▶ _Tasks and exercises_:
**1.** In the forum thread, how many years did the original poster serve as Managing Director of a motor dealership in Ireland?
**2.** List every car brand that the forum thread names as sold by the multi-site dealership where the original poster was sales manager.

▶ _Page text_:
# Looking to get out of here!



## brendanbrady (Jan 5, 2009)

To whom it may concern,


I have been Managing Director of a successfully multi-franchised motor dealership in Ireland for 8 years. Prior to that I was sales manager for a prominent, multi-site, Mercedes Benz, VW, Audi and Mazda dealership for 13 years achieving the accolade of highest performer for many of those years. We also achieved merit for our CSI score. (Customer Satisfaction Index), I am however, bored with the lack of challenge in my job and disillusioned with Ireland overall. The rewards in this country are no recompense for the effort put in. The punitive tax system and soaring cost of living coupled with an economy that is in free-fall stifles any enthusiasm one might have in performing to the best of their abilities. 

With this in mind, I have taken the decision to seek new employment overseas. 

My preference is for the Middle East (Dubai, Abu Dhabi, Doha) HOWEVER, I am open to suggestion for the right position with the right package at any location.

Within reason, I am able to move at the earliest convenience.


Feel free to contact me for referees and CV. They will assure anyone of my merchantable quality.


If you think I might be an asset to your organisation please do not hesitate to contact me for a more detailed description of myself, my achievements and my abilities.


----------



## Maz25 (Jul 6, 2008)

I think you will have a lot more response if you contact prospective employers and recruitment agencies specialising in your field directly. They would be in a better position to advise you of what is available at the mo, etc and then you will be in a better position to make an informed decision about moving here. Bear in mind as well that, tax-free doesn't mean that you will end up with more money in your pocket - the cost of accommodation on its own is more than enough to wipe out all the 'tax benefits' that most people think they stand to gain!

Out of curiosity, why do you want to move out here and what do you think the Middle East can offer that Ireland cannot?? Why not move to another company in Ireland or elsewhere for that matter? There has been a downturn in the market across most industries lately, including a lot of redundancies and this will very obviously have a ripple effect across the sales industry - if you're not earning, then you're not spending! I wouldn't be in such a hurry to jump ship in this present climate, especially if your job is very secure. Better to be stuck in a boring job than sitting in a foreign country, unemployed. At least if you find yourself unemployed in Ireland, your country won't let you starve! 

Either way, best of luck!


----------



## Debian (Jan 3, 2009)

You might want to look at the existing auto dealerships there in Dubai and possibly email/fax/call some of them up and see if they are hiring and what qualifications you might need. Another option is posting your resume online at a global recruitment site and see if anything happens that might help you.

▶ _Recorded data_:
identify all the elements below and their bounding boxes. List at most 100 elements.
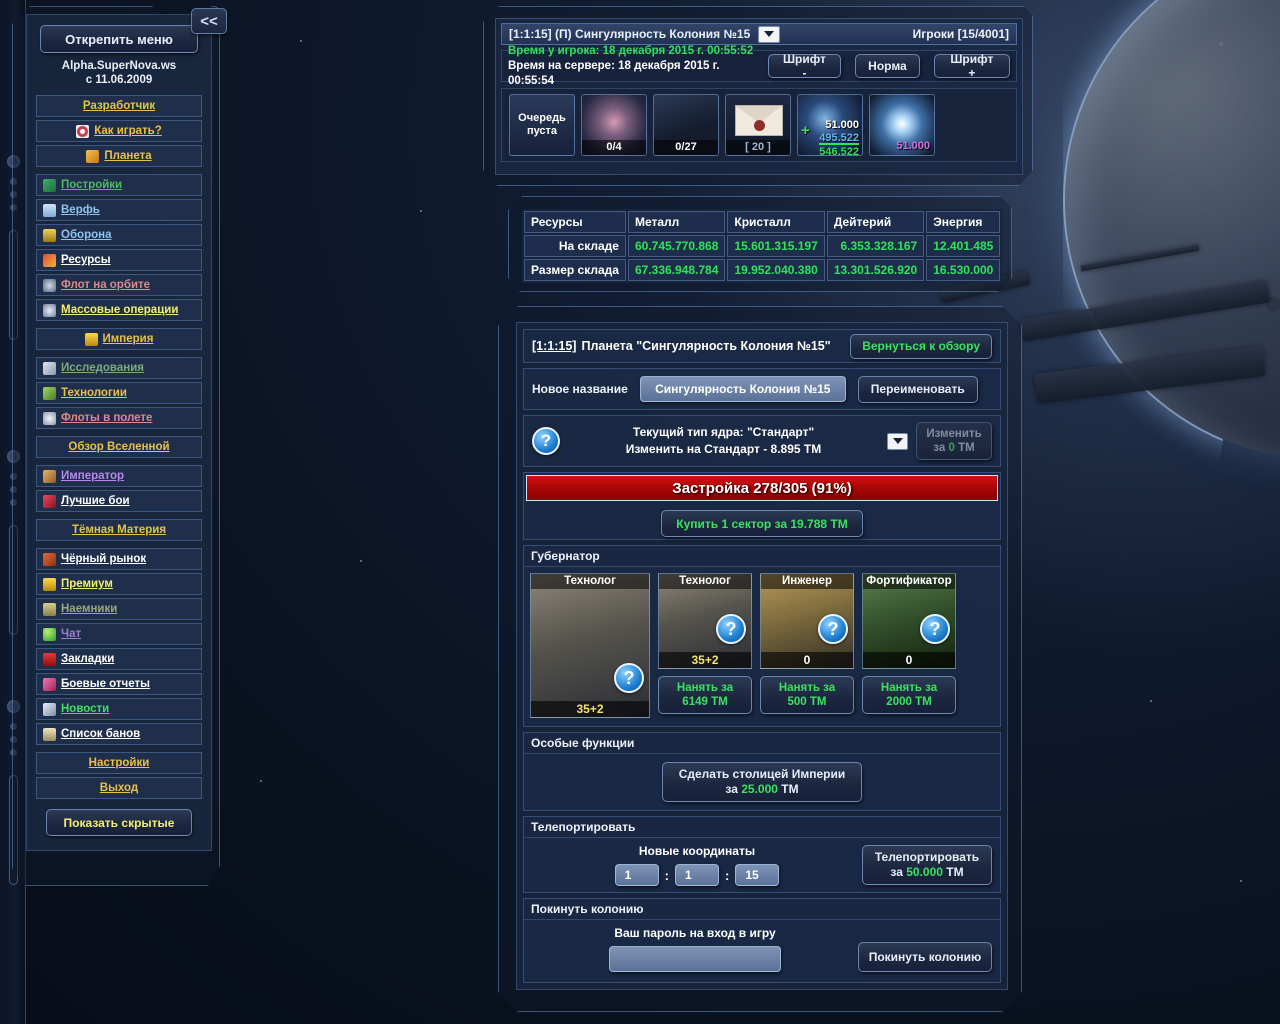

▶ _Set of answers_:
**1.** 8 years

**2.** Mercedes Benz, VW, Audi, Mazda